==== Data provided

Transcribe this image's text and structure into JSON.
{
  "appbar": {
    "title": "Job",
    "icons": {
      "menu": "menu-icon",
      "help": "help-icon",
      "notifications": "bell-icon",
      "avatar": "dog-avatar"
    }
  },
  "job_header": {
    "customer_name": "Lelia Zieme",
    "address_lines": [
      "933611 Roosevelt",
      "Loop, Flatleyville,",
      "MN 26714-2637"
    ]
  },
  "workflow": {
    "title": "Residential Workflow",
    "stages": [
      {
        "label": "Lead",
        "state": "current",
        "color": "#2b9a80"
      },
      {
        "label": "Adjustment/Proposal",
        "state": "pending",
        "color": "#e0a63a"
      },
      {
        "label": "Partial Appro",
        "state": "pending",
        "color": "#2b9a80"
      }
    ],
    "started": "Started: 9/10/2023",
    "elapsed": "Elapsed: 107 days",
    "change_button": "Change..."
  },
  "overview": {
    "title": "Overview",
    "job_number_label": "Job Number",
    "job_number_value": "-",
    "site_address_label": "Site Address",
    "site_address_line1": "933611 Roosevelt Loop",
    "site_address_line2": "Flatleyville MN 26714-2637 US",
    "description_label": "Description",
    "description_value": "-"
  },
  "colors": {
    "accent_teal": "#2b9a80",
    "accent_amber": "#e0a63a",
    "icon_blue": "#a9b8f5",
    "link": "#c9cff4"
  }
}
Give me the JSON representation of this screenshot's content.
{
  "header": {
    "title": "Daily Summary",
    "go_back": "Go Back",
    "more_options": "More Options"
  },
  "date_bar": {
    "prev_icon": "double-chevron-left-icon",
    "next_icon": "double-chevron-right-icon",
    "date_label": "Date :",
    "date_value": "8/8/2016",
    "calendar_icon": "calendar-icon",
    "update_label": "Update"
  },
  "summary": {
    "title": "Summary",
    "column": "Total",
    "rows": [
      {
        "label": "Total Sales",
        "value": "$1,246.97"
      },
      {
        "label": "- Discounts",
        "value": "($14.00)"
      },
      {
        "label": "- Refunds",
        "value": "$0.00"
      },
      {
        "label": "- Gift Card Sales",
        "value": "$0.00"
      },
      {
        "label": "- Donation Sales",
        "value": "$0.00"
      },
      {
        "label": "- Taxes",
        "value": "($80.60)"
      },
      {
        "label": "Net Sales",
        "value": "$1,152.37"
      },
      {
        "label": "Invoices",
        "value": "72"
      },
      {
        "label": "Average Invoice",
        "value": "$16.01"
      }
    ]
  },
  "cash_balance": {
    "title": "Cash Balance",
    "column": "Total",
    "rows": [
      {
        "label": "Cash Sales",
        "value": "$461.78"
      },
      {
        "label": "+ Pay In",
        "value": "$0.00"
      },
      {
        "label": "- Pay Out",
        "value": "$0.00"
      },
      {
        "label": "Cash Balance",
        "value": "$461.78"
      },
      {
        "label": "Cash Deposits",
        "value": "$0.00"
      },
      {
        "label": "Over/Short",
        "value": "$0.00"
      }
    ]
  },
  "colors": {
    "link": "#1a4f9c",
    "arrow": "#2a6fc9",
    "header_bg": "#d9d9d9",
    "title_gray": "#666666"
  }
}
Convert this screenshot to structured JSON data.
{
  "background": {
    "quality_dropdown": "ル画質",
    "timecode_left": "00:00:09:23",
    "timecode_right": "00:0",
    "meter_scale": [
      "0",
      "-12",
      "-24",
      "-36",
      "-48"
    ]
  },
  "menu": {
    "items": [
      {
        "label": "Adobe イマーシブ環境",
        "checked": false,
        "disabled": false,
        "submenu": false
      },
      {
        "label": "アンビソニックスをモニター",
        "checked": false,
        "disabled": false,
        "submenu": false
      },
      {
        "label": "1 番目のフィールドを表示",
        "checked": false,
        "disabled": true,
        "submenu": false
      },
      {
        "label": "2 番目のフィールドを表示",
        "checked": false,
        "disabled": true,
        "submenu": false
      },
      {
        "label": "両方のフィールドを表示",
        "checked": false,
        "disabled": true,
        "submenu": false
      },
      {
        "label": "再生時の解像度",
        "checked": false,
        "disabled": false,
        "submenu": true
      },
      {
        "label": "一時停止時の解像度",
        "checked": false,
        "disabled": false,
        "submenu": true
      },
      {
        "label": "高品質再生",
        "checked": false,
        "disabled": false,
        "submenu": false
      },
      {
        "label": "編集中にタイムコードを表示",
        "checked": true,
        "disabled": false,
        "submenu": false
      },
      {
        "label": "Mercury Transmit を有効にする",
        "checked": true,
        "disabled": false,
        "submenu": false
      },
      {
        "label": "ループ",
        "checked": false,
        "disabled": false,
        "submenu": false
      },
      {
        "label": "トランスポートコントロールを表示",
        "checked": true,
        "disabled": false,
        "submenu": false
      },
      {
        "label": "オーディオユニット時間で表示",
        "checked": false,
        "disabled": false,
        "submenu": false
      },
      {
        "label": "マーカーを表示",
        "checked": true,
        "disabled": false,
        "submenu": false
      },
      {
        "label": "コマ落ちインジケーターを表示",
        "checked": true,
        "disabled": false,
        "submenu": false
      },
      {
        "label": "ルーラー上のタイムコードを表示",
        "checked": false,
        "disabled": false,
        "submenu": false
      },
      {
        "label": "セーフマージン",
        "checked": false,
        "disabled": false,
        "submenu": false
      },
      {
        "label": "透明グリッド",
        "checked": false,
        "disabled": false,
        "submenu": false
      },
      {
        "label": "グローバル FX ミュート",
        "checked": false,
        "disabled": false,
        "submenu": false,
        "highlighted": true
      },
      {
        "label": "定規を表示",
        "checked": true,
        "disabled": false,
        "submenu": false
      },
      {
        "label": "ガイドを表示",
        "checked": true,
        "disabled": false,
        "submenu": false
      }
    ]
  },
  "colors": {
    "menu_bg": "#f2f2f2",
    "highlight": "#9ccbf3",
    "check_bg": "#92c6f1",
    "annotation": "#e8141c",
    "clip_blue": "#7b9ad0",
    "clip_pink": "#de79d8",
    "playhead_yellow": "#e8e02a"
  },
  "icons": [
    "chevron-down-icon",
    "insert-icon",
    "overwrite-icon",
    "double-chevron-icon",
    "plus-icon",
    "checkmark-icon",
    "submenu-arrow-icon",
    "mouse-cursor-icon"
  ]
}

========

> [Task instructions]: Write out all of the records once more, exactly.

> [Task result]:
Transcribe this image's text and structure into JSON.
{
  "appbar": {
    "title": "Job",
    "icons": {
      "menu": "menu-icon",
      "help": "help-icon",
      "notifications": "bell-icon",
      "avatar": "dog-avatar"
    }
  },
  "job_header": {
    "customer_name": "Lelia Zieme",
    "address_lines": [
      "933611 Roosevelt",
      "Loop, Flatleyville,",
      "MN 26714-2637"
    ]
  },
  "workflow": {
    "title": "Residential Workflow",
    "stages": [
      {
        "label": "Lead",
        "state": "current",
        "color": "#2b9a80"
      },
      {
        "label": "Adjustment/Proposal",
        "state": "pending",
        "color": "#e0a63a"
      },
      {
        "label": "Partial Appro",
        "state": "pending",
        "color": "#2b9a80"
      }
    ],
    "started": "Started: 9/10/2023",
    "elapsed": "Elapsed: 107 days",
    "change_button": "Change..."
  },
  "overview": {
    "title": "Overview",
    "job_number_label": "Job Number",
    "job_number_value": "-",
    "site_address_label": "Site Address",
    "site_address_line1": "933611 Roosevelt Loop",
    "site_address_line2": "Flatleyville MN 26714-2637 US",
    "description_label": "Description",
    "description_value": "-"
  },
  "colors": {
    "accent_teal": "#2b9a80",
    "accent_amber": "#e0a63a",
    "icon_blue": "#a9b8f5",
    "link": "#c9cff4"
  }
}
Give me the JSON representation of this screenshot's content.
{
  "header": {
    "title": "Daily Summary",
    "go_back": "Go Back",
    "more_options": "More Options"
  },
  "date_bar": {
    "prev_icon": "double-chevron-left-icon",
    "next_icon": "double-chevron-right-icon",
    "date_label": "Date :",
    "date_value": "8/8/2016",
    "calendar_icon": "calendar-icon",
    "update_label": "Update"
  },
  "summary": {
    "title": "Summary",
    "column": "Total",
    "rows": [
      {
        "label": "Total Sales",
        "value": "$1,246.97"
      },
      {
        "label": "- Discounts",
        "value": "($14.00)"
      },
      {
        "label": "- Refunds",
        "value": "$0.00"
      },
      {
        "label": "- Gift Card Sales",
        "value": "$0.00"
      },
      {
        "label": "- Donation Sales",
        "value": "$0.00"
      },
      {
        "label": "- Taxes",
        "value": "($80.60)"
      },
      {
        "label": "Net Sales",
        "value": "$1,152.37"
      },
      {
        "label": "Invoices",
        "value": "72"
      },
      {
        "label": "Average Invoice",
        "value": "$16.01"
      }
    ]
  },
  "cash_balance": {
    "title": "Cash Balance",
    "column": "Total",
    "rows": [
      {
        "label": "Cash Sales",
        "value": "$461.78"
      },
      {
        "label": "+ Pay In",
        "value": "$0.00"
      },
      {
        "label": "- Pay Out",
        "value": "$0.00"
      },
      {
        "label": "Cash Balance",
        "value": "$461.78"
      },
      {
        "label": "Cash Deposits",
        "value": "$0.00"
      },
      {
        "label": "Over/Short",
        "value": "$0.00"
      }
    ]
  },
  "colors": {
    "link": "#1a4f9c",
    "arrow": "#2a6fc9",
    "header_bg": "#d9d9d9",
    "title_gray": "#666666"
  }
}
Convert this screenshot to structured JSON data.
{
  "background": {
    "quality_dropdown": "ル画質",
    "timecode_left": "00:00:09:23",
    "timecode_right": "00:0",
    "meter_scale": [
      "0",
      "-12",
      "-24",
      "-36",
      "-48"
    ]
  },
  "menu": {
    "items": [
      {
        "label": "Adobe イマーシブ環境",
        "checked": false,
        "disabled": false,
        "submenu": false
      },
      {
        "label": "アンビソニックスをモニター",
        "checked": false,
        "disabled": false,
        "submenu": false
      },
      {
        "label": "1 番目のフィールドを表示",
        "checked": false,
        "disabled": true,
        "submenu": false
      },
      {
        "label": "2 番目のフィールドを表示",
        "checked": false,
        "disabled": true,
        "submenu": false
      },
      {
        "label": "両方のフィールドを表示",
        "checked": false,
        "disabled": true,
        "submenu": false
      },
      {
        "label": "再生時の解像度",
        "checked": false,
        "disabled": false,
        "submenu": true
      },
      {
        "label": "一時停止時の解像度",
        "checked": false,
        "disabled": false,
        "submenu": true
      },
      {
        "label": "高品質再生",
        "checked": false,
        "disabled": false,
        "submenu": false
      },
      {
        "label": "編集中にタイムコードを表示",
        "checked": true,
        "disabled": false,
        "submenu": false
      },
      {
        "label": "Mercury Transmit を有効にする",
        "checked": true,
        "disabled": false,
        "submenu": false
      },
      {
        "label": "ループ",
        "checked": false,
        "disabled": false,
        "submenu": false
      },
      {
        "label": "トランスポートコントロールを表示",
        "checked": true,
        "disabled": false,
        "submenu": false
      },
      {
        "label": "オーディオユニット時間で表示",
        "checked": false,
        "disabled": false,
        "submenu": false
      },
      {
        "label": "マーカーを表示",
        "checked": true,
        "disabled": false,
        "submenu": false
      },
      {
        "label": "コマ落ちインジケーターを表示",
        "checked": true,
        "disabled": false,
        "submenu": false
      },
      {
        "label": "ルーラー上のタイムコードを表示",
        "checked": false,
        "disabled": false,
        "submenu": false
      },
      {
        "label": "セーフマージン",
        "checked": false,
        "disabled": false,
        "submenu": false
      },
      {
        "label": "透明グリッド",
        "checked": false,
        "disabled": false,
        "submenu": false
      },
      {
        "label": "グローバル FX ミュート",
        "checked": false,
        "disabled": false,
        "submenu": false,
        "highlighted": true
      },
      {
        "label": "定規を表示",
        "checked": true,
        "disabled": false,
        "submenu": false
      },
      {
        "label": "ガイドを表示",
        "checked": true,
        "disabled": false,
        "submenu": false
      }
    ]
  },
  "colors": {
    "menu_bg": "#f2f2f2",
    "highlight": "#9ccbf3",
    "check_bg": "#92c6f1",
    "annotation": "#e8141c",
    "clip_blue": "#7b9ad0",
    "clip_pink": "#de79d8",
    "playhead_yellow": "#e8e02a"
  },
  "icons": [
    "chevron-down-icon",
    "insert-icon",
    "overwrite-icon",
    "double-chevron-icon",
    "plus-icon",
    "checkmark-icon",
    "submenu-arrow-icon",
    "mouse-cursor-icon"
  ]
}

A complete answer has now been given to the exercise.